Exercise goal: Beginning with the line that contains "Give me the", extract each line through the end of the listing below, with no additions or omissions.

Data to use:

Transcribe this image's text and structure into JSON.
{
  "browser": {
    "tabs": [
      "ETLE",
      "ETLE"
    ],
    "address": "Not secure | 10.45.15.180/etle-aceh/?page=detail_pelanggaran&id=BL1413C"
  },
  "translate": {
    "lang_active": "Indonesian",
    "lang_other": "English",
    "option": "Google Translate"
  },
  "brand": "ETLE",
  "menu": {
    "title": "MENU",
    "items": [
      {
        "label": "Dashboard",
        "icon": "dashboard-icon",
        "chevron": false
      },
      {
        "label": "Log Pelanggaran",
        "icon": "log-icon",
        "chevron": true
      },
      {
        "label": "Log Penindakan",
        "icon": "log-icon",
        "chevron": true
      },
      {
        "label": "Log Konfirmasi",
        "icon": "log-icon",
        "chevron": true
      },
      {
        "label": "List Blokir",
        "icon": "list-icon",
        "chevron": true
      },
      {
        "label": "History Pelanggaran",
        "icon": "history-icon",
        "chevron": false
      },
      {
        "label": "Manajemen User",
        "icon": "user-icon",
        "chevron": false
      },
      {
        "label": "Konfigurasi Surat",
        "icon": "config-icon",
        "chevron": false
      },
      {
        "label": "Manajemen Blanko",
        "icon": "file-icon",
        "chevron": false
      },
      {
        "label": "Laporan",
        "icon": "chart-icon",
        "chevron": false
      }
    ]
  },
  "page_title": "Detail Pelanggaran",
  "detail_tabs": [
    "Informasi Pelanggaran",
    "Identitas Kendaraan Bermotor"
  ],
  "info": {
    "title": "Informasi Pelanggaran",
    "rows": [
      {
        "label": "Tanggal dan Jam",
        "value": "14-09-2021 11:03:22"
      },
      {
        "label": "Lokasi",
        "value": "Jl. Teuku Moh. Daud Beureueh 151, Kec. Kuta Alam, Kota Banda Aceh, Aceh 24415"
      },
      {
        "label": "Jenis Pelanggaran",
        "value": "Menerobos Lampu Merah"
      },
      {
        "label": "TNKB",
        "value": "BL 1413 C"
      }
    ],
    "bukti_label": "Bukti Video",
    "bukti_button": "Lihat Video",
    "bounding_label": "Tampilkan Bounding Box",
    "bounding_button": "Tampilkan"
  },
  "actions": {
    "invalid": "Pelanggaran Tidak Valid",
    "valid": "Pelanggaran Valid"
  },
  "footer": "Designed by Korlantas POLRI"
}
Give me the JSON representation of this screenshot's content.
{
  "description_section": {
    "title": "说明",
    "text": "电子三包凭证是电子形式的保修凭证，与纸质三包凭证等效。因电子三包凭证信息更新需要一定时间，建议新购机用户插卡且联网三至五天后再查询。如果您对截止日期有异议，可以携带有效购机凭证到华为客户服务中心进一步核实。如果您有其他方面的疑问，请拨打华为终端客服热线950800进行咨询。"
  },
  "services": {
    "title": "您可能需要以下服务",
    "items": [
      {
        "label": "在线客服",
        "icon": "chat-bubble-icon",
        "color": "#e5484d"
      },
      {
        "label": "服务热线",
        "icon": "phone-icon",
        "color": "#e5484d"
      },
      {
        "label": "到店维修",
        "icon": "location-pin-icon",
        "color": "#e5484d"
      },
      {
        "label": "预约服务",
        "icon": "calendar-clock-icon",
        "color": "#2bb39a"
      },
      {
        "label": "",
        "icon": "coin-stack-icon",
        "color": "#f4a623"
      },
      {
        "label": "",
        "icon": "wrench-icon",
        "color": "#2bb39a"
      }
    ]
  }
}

The output:
Give me the JSON representation of this screenshot's content.
{
  "description_section": {
    "title": "说明",
    "text": "电子三包凭证是电子形式的保修凭证，与纸质三包凭证等效。因电子三包凭证信息更新需要一定时间，建议新购机用户插卡且联网三至五天后再查询。如果您对截止日期有异议，可以携带有效购机凭证到华为客户服务中心进一步核实。如果您有其他方面的疑问，请拨打华为终端客服热线950800进行咨询。"
  },
  "services": {
    "title": "您可能需要以下服务",
    "items": [
      {
        "label": "在线客服",
        "icon": "chat-bubble-icon",
        "color": "#e5484d"
      },
      {
        "label": "服务热线",
        "icon": "phone-icon",
        "color": "#e5484d"
      },
      {
        "label": "到店维修",
        "icon": "location-pin-icon",
        "color": "#e5484d"
      },
      {
        "label": "预约服务",
        "icon": "calendar-clock-icon",
        "color": "#2bb39a"
      },
      {
        "label": "",
        "icon": "coin-stack-icon",
        "color": "#f4a623"
      },
      {
        "label": "",
        "icon": "wrench-icon",
        "color": "#2bb39a"
      }
    ]
  }
}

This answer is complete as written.